#### Problem requirements:
Copy each of the rows below verbatim, with no changes.

#### Supplied information:
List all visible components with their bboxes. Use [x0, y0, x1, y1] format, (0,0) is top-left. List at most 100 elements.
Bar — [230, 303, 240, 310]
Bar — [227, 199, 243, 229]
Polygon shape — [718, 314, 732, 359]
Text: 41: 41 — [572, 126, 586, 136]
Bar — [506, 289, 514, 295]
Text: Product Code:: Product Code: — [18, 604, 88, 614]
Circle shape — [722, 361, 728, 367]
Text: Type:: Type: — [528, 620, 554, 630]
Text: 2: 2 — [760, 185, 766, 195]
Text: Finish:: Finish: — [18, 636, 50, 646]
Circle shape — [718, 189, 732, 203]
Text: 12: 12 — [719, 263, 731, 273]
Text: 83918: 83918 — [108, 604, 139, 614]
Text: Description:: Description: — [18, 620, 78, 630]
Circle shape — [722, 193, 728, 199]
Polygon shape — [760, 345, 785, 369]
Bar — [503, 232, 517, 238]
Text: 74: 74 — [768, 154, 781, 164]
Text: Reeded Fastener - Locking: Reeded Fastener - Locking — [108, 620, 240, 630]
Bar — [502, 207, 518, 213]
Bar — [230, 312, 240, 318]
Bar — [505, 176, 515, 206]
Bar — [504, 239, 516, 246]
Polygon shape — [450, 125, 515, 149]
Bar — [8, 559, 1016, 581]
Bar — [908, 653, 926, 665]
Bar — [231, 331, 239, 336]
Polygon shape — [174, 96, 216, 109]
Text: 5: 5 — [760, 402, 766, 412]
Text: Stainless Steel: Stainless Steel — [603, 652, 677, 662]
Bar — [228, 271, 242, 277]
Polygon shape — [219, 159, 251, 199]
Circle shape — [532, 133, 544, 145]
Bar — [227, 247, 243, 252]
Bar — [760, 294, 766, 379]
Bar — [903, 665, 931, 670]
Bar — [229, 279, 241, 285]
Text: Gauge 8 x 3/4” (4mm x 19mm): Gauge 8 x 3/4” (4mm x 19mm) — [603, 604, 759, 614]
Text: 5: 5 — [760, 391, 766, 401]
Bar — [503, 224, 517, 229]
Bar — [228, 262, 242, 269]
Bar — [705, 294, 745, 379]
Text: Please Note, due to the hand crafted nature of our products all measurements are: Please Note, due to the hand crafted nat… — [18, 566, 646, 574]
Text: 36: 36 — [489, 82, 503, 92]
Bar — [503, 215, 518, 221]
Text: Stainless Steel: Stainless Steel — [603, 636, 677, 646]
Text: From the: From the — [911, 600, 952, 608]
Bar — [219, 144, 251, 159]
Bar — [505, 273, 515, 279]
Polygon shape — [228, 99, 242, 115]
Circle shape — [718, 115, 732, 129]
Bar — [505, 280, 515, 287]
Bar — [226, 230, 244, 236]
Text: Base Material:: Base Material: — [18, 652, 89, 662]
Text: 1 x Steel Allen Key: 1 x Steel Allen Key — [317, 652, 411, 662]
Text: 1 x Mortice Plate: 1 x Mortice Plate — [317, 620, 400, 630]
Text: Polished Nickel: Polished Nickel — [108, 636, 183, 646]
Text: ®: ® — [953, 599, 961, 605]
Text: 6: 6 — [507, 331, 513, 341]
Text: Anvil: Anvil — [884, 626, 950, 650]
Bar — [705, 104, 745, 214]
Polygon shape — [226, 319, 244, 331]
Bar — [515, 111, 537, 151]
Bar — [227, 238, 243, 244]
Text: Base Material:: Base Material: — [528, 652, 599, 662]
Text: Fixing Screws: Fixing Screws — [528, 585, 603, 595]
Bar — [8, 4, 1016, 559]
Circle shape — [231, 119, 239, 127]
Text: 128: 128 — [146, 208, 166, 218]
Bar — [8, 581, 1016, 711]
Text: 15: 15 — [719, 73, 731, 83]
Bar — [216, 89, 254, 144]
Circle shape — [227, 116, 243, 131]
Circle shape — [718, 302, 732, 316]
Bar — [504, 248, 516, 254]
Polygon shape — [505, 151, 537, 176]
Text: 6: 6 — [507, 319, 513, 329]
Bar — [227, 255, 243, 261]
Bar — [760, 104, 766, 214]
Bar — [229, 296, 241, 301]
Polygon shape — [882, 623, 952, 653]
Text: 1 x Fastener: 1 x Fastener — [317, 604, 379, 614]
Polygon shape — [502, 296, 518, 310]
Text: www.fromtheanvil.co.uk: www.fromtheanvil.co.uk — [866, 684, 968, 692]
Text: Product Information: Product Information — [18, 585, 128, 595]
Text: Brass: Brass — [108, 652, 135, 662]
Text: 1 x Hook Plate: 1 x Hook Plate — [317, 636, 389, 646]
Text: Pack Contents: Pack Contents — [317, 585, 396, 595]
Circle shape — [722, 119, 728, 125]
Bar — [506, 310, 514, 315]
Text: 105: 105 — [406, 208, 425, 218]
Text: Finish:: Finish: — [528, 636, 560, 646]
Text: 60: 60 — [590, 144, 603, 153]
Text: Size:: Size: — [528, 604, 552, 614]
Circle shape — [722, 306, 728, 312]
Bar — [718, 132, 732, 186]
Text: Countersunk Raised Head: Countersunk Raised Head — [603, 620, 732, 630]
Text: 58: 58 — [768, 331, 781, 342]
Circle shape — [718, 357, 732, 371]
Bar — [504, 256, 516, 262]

#### Complete response:
List all visible components with their bboxes. Use [x0, y0, x1, y1] format, (0,0) is top-left. List at most 100 elements.
Bar — [230, 303, 240, 310]
Bar — [227, 199, 243, 229]
Polygon shape — [718, 314, 732, 359]
Text: 41: 41 — [572, 126, 586, 136]
Bar — [506, 289, 514, 295]
Text: Product Code:: Product Code: — [18, 604, 88, 614]
Circle shape — [722, 361, 728, 367]
Text: Type:: Type: — [528, 620, 554, 630]
Text: 2: 2 — [760, 185, 766, 195]
Text: Finish:: Finish: — [18, 636, 50, 646]
Circle shape — [718, 189, 732, 203]
Text: 12: 12 — [719, 263, 731, 273]
Text: 83918: 83918 — [108, 604, 139, 614]
Text: Description:: Description: — [18, 620, 78, 630]
Circle shape — [722, 193, 728, 199]
Polygon shape — [760, 345, 785, 369]
Bar — [503, 232, 517, 238]
Text: 74: 74 — [768, 154, 781, 164]
Text: Reeded Fastener - Locking: Reeded Fastener - Locking — [108, 620, 240, 630]
Bar — [502, 207, 518, 213]
Bar — [230, 312, 240, 318]
Bar — [505, 176, 515, 206]
Bar — [504, 239, 516, 246]
Polygon shape — [450, 125, 515, 149]
Bar — [8, 559, 1016, 581]
Bar — [908, 653, 926, 665]
Bar — [231, 331, 239, 336]
Polygon shape — [174, 96, 216, 109]
Text: 5: 5 — [760, 402, 766, 412]
Text: Stainless Steel: Stainless Steel — [603, 652, 677, 662]
Bar — [228, 271, 242, 277]
Polygon shape — [219, 159, 251, 199]
Circle shape — [532, 133, 544, 145]
Bar — [227, 247, 243, 252]
Bar — [760, 294, 766, 379]
Bar — [903, 665, 931, 670]
Bar — [229, 279, 241, 285]
Text: Gauge 8 x 3/4” (4mm x 19mm): Gauge 8 x 3/4” (4mm x 19mm) — [603, 604, 759, 614]
Text: 5: 5 — [760, 391, 766, 401]
Bar — [503, 224, 517, 229]
Bar — [228, 262, 242, 269]
Bar — [705, 294, 745, 379]
Text: Please Note, due to the hand crafted nature of our products all measurements are: Please Note, due to the hand crafted nat… — [18, 566, 646, 574]
Text: 36: 36 — [489, 82, 503, 92]
Bar — [503, 215, 518, 221]
Text: Stainless Steel: Stainless Steel — [603, 636, 677, 646]
Text: From the: From the — [911, 600, 952, 608]
Bar — [219, 144, 251, 159]
Bar — [505, 273, 515, 279]
Polygon shape — [228, 99, 242, 115]
Circle shape — [718, 115, 732, 129]
Bar — [505, 280, 515, 287]
Bar — [226, 230, 244, 236]
Text: Base Material:: Base Material: — [18, 652, 89, 662]
Text: 1 x Steel Allen Key: 1 x Steel Allen Key — [317, 652, 411, 662]
Text: 1 x Mortice Plate: 1 x Mortice Plate — [317, 620, 400, 630]
Text: Polished Nickel: Polished Nickel — [108, 636, 183, 646]
Text: ®: ® — [953, 599, 961, 605]
Text: 6: 6 — [507, 331, 513, 341]
Text: Anvil: Anvil — [884, 626, 950, 650]
Bar — [705, 104, 745, 214]
Polygon shape — [226, 319, 244, 331]
Bar — [515, 111, 537, 151]
Bar — [227, 238, 243, 244]
Text: Base Material:: Base Material: — [528, 652, 599, 662]
Text: Fixing Screws: Fixing Screws — [528, 585, 603, 595]
Bar — [8, 4, 1016, 559]
Circle shape — [231, 119, 239, 127]
Text: 128: 128 — [146, 208, 166, 218]
Bar — [8, 581, 1016, 711]
Text: 15: 15 — [719, 73, 731, 83]
Bar — [216, 89, 254, 144]
Circle shape — [227, 116, 243, 131]
Circle shape — [718, 302, 732, 316]
Bar — [504, 248, 516, 254]
Polygon shape — [505, 151, 537, 176]
Text: 6: 6 — [507, 319, 513, 329]
Bar — [227, 255, 243, 261]
Bar — [760, 104, 766, 214]
Bar — [229, 296, 241, 301]
Polygon shape — [882, 623, 952, 653]
Text: 1 x Fastener: 1 x Fastener — [317, 604, 379, 614]
Polygon shape — [502, 296, 518, 310]
Text: www.fromtheanvil.co.uk: www.fromtheanvil.co.uk — [866, 684, 968, 692]
Text: Product Information: Product Information — [18, 585, 128, 595]
Text: Brass: Brass — [108, 652, 135, 662]
Text: 1 x Hook Plate: 1 x Hook Plate — [317, 636, 389, 646]
Text: Pack Contents: Pack Contents — [317, 585, 396, 595]
Circle shape — [722, 119, 728, 125]
Bar — [506, 310, 514, 315]
Text: 105: 105 — [406, 208, 425, 218]
Text: Finish:: Finish: — [528, 636, 560, 646]
Text: 60: 60 — [590, 144, 603, 153]
Text: Size:: Size: — [528, 604, 552, 614]
Circle shape — [722, 306, 728, 312]
Bar — [718, 132, 732, 186]
Text: Countersunk Raised Head: Countersunk Raised Head — [603, 620, 732, 630]
Text: 58: 58 — [768, 331, 781, 342]
Circle shape — [718, 357, 732, 371]
Bar — [504, 256, 516, 262]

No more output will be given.